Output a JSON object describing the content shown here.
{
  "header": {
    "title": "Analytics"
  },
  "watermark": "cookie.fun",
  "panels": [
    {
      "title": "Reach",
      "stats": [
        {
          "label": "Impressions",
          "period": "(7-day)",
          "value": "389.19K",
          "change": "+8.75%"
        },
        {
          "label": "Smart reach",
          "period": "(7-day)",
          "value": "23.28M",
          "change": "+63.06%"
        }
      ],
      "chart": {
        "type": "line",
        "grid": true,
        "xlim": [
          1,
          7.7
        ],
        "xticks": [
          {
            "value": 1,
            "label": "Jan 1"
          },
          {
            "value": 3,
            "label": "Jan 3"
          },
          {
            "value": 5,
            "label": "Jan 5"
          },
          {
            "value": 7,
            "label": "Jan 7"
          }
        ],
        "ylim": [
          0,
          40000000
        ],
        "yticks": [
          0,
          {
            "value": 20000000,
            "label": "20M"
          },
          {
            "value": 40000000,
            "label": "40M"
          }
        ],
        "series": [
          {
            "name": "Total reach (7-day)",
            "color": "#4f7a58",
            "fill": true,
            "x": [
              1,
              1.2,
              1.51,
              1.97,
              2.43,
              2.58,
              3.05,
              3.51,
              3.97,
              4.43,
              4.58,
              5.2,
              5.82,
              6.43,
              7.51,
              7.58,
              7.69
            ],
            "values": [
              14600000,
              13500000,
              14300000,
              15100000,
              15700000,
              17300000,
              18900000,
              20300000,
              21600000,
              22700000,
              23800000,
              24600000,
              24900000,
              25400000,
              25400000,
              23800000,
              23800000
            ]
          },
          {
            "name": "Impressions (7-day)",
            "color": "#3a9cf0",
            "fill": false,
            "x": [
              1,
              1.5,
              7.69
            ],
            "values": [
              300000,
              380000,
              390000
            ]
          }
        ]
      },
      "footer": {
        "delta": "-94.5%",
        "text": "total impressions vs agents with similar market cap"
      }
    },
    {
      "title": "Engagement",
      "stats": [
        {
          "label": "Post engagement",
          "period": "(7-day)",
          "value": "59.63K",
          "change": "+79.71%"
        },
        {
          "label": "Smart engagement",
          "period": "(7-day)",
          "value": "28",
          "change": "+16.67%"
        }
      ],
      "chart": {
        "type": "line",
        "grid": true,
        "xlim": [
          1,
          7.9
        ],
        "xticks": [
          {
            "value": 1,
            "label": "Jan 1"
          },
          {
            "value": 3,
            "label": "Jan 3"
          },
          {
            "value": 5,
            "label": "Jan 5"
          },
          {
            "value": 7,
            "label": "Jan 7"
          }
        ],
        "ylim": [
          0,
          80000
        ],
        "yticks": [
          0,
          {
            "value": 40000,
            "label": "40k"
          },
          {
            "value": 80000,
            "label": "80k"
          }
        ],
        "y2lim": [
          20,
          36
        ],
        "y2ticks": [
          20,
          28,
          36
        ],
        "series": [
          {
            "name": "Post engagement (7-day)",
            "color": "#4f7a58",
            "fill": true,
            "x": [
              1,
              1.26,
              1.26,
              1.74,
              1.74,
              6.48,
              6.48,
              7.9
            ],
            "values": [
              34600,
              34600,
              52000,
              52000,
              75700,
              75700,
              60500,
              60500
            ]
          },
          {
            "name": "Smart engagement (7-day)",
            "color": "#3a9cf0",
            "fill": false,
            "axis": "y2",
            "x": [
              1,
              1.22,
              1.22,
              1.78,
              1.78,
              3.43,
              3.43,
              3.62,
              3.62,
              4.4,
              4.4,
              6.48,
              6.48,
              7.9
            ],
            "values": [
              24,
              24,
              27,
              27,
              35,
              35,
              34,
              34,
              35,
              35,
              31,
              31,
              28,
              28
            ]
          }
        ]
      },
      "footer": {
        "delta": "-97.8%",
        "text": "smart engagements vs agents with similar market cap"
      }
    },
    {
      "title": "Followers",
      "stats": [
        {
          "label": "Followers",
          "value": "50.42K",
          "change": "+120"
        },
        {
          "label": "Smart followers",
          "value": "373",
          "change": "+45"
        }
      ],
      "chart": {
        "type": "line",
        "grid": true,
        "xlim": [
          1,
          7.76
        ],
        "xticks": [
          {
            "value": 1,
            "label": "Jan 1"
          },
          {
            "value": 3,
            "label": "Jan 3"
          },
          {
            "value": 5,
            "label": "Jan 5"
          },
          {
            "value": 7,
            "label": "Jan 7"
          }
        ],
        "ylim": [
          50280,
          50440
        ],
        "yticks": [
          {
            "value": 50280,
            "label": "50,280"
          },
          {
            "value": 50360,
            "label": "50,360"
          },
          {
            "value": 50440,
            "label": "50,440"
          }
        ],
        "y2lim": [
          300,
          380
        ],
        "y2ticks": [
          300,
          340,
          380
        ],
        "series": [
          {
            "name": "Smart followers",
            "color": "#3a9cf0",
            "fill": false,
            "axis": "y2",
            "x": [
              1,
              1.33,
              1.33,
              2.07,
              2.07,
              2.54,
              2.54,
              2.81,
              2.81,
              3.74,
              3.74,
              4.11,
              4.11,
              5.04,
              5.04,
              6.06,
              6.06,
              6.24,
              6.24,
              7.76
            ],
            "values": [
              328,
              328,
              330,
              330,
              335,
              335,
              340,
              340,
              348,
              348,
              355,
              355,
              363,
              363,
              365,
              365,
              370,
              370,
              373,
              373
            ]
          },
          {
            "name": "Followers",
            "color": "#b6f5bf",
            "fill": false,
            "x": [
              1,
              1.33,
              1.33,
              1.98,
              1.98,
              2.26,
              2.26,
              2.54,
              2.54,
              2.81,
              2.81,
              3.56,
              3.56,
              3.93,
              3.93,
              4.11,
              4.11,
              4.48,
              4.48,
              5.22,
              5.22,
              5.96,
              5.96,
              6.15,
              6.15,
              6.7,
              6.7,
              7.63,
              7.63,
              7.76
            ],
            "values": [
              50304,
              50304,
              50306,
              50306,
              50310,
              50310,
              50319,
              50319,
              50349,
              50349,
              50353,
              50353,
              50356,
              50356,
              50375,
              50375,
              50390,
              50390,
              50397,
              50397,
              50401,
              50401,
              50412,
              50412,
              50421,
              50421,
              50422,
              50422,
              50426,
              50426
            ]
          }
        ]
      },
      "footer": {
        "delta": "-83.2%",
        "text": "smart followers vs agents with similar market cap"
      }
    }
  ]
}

--------------------

Return each full line of the entries that contains the word "change".

Result of this task ::
          "change": "+8.75%"
          "change": "+63.06%"
          "change": "+79.71%"
          "change": "+16.67%"
          "change": "+120"
          "change": "+45"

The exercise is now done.